--- START Provided data ---
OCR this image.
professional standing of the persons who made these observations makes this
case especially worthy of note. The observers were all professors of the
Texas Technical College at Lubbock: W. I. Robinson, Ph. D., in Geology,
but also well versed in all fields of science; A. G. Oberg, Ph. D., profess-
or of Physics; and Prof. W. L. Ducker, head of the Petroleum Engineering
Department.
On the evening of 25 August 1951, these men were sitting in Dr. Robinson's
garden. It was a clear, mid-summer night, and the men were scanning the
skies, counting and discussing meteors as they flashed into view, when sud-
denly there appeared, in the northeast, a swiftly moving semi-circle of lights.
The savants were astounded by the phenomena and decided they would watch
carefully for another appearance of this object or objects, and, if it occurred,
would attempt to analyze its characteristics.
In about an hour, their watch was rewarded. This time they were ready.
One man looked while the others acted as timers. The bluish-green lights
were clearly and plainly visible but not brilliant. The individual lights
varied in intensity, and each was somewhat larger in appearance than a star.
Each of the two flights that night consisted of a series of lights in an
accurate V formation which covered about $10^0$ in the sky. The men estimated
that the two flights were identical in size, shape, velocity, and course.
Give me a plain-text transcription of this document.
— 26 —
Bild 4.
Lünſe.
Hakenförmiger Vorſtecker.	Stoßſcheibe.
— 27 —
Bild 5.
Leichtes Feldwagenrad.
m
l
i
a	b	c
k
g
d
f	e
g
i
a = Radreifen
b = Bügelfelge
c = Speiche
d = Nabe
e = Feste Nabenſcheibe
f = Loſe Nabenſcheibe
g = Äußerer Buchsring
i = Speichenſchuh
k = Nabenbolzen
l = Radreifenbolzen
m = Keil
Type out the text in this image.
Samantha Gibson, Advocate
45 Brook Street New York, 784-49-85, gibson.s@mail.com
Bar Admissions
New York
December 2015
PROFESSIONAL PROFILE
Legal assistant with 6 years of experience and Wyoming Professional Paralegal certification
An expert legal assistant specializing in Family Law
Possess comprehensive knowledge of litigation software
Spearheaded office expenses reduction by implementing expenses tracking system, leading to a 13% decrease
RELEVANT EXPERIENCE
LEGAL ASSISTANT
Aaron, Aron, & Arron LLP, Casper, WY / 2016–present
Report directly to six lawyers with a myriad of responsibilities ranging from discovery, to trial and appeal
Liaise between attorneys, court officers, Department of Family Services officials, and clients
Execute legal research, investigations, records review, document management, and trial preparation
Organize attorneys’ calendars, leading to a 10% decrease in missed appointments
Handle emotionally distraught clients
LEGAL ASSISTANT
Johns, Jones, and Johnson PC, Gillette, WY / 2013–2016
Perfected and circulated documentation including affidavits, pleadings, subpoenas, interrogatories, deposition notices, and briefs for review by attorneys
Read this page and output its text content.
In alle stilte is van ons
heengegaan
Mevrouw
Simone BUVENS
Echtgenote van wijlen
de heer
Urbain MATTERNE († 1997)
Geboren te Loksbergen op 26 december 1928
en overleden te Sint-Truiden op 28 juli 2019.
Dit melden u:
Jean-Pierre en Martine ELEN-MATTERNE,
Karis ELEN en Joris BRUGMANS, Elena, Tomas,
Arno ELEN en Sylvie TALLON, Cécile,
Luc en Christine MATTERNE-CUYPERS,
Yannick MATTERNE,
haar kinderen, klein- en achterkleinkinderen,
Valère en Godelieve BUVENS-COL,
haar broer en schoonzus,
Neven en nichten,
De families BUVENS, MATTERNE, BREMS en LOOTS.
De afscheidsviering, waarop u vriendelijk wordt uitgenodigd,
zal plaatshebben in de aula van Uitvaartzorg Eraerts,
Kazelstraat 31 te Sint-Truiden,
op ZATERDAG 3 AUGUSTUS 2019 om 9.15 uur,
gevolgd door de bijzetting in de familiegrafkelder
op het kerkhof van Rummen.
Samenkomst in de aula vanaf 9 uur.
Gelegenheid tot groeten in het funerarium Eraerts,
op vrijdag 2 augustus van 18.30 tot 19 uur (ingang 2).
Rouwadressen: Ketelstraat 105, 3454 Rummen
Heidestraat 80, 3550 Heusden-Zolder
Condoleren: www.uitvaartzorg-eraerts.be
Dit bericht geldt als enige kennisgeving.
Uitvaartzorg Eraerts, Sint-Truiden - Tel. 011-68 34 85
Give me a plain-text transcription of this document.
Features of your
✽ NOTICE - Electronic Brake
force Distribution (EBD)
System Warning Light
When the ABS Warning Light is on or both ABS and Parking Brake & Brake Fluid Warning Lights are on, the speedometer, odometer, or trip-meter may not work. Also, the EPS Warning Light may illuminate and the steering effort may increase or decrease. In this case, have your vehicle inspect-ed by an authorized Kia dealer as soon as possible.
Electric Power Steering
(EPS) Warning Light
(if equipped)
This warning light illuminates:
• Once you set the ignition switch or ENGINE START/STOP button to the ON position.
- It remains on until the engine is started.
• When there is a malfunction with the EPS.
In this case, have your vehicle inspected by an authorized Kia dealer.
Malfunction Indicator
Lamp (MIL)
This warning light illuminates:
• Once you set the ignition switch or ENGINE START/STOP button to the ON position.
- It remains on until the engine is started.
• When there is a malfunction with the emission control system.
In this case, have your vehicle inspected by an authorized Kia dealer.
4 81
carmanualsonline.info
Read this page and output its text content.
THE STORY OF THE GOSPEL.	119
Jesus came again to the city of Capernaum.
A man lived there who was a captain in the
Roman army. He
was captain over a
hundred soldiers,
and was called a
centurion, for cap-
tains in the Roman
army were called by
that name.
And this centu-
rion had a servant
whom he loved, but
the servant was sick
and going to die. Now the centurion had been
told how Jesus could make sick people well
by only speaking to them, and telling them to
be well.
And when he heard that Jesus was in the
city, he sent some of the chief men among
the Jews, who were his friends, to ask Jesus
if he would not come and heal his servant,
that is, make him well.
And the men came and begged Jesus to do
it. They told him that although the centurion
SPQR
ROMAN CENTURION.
--- END Provided data ---
■ **What this task involves**:
List the lines of the entries that include "aula".

■ **Output for this task**:
zal plaatshebben in de aula van Uitvaartzorg Eraerts,
Samenkomst in de aula vanaf 9 uur.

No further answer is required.